══ Data
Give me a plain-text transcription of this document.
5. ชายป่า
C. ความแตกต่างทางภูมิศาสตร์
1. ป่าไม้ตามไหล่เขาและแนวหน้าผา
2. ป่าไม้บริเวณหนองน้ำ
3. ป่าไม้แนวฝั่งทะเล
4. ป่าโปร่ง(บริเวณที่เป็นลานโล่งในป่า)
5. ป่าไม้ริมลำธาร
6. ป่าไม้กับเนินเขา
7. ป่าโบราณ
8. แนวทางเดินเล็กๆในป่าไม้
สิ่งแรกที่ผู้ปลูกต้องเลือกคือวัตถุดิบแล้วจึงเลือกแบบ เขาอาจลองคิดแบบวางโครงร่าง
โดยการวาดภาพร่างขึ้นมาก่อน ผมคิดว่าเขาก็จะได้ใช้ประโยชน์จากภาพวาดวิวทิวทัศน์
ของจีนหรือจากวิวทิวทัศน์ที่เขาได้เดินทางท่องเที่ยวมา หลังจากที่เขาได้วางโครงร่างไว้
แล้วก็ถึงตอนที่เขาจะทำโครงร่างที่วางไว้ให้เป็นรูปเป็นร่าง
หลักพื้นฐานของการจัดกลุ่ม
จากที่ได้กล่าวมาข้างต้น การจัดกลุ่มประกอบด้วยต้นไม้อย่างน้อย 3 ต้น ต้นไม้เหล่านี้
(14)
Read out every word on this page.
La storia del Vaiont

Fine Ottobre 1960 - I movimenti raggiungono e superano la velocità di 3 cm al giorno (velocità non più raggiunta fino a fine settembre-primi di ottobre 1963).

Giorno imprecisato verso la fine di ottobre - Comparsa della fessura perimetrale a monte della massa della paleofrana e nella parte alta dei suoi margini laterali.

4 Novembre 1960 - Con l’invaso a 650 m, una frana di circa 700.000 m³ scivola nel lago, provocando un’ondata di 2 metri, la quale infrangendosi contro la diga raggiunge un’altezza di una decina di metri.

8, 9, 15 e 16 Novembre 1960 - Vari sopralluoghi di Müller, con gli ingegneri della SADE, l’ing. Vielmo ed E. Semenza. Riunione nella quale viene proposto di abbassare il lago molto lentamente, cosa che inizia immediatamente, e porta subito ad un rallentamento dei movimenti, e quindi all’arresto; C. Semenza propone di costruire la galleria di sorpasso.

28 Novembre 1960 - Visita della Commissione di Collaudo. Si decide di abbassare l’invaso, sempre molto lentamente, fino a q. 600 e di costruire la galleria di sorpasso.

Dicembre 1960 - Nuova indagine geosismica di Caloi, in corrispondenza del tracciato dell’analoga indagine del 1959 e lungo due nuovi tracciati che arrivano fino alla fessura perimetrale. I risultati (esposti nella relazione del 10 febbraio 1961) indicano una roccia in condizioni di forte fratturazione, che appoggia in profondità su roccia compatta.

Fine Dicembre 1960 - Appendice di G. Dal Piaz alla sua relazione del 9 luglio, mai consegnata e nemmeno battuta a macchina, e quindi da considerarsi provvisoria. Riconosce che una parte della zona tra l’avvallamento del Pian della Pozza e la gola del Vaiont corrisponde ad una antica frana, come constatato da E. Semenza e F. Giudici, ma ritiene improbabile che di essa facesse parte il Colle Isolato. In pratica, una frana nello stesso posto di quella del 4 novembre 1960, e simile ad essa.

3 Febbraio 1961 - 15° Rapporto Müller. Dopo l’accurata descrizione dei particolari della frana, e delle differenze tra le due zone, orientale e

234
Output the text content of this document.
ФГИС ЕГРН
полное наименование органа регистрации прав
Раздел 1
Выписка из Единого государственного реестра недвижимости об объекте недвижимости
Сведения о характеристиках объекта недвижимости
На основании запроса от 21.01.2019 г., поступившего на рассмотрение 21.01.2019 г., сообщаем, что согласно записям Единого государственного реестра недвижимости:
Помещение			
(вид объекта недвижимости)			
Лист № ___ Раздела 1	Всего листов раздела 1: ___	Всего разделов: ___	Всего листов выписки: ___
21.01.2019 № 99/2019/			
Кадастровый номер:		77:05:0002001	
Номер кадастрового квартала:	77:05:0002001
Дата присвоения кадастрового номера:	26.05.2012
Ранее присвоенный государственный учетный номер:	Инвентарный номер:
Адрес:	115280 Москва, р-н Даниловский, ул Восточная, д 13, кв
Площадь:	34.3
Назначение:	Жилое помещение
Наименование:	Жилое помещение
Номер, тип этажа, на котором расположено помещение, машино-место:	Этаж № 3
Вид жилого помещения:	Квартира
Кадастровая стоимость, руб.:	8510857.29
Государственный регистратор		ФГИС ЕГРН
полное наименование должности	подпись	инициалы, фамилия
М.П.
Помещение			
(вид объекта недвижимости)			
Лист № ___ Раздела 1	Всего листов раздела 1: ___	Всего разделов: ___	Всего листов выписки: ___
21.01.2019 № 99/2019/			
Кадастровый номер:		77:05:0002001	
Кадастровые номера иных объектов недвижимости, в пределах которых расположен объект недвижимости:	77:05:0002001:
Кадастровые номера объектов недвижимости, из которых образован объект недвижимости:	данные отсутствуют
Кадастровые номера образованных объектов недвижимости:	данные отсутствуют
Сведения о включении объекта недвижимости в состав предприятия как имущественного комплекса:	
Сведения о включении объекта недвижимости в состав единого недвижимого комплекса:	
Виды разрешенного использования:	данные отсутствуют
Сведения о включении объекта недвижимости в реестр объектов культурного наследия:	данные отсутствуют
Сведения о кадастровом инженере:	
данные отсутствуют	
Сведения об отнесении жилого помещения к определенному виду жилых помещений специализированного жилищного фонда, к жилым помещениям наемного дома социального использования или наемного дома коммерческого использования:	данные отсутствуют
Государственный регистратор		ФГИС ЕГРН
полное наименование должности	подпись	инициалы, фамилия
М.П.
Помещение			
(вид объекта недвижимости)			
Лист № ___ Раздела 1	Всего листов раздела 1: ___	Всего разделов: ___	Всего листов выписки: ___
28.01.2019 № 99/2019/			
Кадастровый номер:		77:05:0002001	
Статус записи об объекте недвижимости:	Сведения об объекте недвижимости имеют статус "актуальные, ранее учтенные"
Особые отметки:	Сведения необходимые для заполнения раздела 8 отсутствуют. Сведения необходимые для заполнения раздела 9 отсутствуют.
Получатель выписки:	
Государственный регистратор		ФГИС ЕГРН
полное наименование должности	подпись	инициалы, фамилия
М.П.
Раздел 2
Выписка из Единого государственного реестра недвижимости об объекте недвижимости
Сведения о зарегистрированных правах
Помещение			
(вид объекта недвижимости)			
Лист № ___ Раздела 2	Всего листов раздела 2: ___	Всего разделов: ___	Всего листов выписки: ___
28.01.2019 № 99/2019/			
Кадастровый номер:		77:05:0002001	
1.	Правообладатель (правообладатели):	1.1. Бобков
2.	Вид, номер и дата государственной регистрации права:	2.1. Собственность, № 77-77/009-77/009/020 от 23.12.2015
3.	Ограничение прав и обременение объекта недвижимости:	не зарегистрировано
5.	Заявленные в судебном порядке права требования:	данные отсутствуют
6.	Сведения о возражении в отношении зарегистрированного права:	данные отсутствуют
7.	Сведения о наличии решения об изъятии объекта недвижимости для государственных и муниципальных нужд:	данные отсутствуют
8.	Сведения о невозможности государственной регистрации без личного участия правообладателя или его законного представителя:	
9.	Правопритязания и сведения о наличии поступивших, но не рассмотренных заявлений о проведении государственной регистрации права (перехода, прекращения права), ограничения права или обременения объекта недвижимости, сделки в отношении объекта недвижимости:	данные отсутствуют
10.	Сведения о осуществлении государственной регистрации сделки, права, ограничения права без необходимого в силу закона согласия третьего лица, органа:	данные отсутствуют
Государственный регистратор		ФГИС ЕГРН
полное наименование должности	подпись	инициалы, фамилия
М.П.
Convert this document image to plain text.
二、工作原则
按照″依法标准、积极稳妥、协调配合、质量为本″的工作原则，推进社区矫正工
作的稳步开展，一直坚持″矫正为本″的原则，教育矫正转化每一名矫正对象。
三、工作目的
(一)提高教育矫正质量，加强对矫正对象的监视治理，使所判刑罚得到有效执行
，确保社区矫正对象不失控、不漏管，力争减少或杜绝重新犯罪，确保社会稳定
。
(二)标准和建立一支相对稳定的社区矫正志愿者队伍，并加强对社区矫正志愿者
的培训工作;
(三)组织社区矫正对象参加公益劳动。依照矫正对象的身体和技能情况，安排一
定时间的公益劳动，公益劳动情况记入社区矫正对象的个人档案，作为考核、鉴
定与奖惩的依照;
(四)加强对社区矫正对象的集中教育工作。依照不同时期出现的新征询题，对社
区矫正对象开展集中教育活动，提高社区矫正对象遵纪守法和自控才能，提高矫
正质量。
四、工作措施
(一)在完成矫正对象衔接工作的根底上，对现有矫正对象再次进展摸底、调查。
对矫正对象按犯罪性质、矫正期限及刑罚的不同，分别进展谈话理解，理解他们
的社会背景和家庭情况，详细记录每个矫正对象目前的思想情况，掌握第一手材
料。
════
#### Work to be completed
Report only the number of lines that hold the word "plain".

#### Worked answer
2